Items from a data source:

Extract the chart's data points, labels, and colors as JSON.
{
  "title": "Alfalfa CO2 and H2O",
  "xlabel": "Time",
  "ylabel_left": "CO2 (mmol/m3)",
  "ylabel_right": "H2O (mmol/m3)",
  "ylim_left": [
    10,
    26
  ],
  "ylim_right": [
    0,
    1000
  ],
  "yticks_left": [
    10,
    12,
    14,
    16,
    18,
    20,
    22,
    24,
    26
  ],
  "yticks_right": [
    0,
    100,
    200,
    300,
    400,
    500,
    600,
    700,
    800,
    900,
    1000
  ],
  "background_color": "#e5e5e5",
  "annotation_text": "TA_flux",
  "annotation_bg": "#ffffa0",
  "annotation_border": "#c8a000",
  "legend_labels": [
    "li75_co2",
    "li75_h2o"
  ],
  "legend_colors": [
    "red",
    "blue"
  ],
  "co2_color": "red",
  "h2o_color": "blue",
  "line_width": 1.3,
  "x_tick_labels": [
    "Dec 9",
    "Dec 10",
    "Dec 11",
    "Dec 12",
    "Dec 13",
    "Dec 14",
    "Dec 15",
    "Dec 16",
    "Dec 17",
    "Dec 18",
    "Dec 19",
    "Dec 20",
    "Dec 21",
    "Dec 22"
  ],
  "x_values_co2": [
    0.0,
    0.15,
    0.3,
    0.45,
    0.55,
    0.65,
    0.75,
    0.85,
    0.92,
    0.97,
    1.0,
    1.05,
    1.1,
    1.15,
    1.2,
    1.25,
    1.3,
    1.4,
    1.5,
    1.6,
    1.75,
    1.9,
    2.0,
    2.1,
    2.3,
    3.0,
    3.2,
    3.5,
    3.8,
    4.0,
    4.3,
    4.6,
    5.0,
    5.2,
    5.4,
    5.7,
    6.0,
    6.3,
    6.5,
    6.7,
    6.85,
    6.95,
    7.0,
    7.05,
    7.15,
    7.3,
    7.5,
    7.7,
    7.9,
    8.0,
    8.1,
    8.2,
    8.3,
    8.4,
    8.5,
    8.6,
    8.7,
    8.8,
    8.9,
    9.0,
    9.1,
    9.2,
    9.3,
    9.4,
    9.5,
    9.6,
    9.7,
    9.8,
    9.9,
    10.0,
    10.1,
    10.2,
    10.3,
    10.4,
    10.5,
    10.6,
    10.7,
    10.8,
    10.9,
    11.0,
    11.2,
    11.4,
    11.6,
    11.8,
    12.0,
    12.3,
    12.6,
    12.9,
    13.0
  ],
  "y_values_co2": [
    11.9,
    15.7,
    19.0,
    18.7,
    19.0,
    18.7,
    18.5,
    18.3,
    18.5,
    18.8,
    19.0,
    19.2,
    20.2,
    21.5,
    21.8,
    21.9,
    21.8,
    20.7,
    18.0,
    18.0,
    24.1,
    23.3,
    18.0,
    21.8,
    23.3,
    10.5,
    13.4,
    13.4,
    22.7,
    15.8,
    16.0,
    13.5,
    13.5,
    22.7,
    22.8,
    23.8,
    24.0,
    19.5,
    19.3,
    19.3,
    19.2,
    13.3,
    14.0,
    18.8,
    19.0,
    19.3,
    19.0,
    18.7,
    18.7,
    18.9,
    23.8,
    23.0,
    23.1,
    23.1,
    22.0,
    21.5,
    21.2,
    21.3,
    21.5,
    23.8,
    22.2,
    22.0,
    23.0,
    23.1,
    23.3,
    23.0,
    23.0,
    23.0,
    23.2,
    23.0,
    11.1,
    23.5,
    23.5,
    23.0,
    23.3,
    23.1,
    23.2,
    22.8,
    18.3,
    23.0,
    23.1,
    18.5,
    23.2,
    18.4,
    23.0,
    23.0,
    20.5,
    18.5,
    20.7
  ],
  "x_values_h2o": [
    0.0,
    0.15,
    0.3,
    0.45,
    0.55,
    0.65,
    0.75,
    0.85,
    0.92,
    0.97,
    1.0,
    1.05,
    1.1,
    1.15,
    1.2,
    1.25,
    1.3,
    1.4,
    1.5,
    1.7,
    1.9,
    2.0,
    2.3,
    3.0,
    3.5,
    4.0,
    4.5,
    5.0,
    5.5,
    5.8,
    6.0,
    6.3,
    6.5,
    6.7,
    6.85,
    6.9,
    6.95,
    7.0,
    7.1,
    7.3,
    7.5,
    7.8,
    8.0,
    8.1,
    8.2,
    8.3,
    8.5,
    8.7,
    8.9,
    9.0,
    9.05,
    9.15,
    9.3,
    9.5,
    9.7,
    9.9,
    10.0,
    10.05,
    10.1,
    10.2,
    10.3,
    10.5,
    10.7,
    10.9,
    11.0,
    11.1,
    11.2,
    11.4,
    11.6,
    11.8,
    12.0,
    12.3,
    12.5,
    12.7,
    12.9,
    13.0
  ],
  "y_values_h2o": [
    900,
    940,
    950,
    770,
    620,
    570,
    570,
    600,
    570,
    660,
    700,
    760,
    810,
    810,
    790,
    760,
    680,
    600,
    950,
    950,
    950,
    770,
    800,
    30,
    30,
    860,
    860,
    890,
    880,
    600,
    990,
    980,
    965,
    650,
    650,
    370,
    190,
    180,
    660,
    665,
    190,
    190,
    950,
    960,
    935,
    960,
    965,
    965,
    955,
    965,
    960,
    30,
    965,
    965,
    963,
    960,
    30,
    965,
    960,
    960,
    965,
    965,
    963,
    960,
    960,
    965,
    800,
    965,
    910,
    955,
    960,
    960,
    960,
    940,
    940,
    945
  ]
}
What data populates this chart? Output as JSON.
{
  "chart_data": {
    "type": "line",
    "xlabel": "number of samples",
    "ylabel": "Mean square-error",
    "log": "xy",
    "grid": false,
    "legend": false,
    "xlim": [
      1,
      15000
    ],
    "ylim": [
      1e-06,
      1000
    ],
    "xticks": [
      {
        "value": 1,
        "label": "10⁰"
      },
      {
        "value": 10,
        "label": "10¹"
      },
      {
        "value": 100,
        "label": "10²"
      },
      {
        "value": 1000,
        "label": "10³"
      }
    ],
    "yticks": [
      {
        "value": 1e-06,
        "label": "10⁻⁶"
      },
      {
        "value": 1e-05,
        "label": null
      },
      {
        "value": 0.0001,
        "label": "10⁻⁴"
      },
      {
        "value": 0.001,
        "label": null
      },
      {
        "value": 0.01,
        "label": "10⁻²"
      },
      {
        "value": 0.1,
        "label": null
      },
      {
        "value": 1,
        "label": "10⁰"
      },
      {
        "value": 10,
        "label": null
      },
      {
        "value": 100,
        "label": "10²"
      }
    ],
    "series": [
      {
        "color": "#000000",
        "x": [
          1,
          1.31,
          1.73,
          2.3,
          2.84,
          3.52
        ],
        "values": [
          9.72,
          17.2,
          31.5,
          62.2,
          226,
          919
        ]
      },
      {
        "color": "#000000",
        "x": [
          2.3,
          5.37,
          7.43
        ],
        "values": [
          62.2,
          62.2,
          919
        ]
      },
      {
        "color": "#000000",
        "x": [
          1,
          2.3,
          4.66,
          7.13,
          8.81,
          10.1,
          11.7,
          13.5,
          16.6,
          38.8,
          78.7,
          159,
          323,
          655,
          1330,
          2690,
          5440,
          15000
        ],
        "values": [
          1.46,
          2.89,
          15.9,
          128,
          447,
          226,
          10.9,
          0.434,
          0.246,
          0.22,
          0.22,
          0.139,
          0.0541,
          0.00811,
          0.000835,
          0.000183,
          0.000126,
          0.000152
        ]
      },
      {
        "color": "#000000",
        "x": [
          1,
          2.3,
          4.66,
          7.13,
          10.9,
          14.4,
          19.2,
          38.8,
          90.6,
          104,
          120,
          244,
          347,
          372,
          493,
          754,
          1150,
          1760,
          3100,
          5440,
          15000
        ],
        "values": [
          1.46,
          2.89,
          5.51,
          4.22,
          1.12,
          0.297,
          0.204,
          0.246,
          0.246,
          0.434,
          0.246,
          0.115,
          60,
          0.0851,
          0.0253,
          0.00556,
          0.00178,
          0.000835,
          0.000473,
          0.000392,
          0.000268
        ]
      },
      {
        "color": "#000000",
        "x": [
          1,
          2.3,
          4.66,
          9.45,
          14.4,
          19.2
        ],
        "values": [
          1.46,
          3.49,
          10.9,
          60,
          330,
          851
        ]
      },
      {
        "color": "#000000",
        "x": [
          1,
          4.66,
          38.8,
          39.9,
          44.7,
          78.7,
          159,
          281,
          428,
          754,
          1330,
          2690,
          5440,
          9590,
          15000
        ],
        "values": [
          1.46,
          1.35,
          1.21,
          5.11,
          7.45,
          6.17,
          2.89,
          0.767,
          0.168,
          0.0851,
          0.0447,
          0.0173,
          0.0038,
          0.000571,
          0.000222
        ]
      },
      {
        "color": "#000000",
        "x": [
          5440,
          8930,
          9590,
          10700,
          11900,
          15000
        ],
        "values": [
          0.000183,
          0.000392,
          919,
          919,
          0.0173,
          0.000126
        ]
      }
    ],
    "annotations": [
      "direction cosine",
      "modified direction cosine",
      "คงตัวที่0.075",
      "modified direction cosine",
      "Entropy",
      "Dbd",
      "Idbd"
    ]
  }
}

[What you are asked to do]: Show the lines of the records that include the string "mmol".

[Correct result]:
  "ylabel_left": "CO2 (mmol/m3)",
  "ylabel_right": "H2O (mmol/m3)",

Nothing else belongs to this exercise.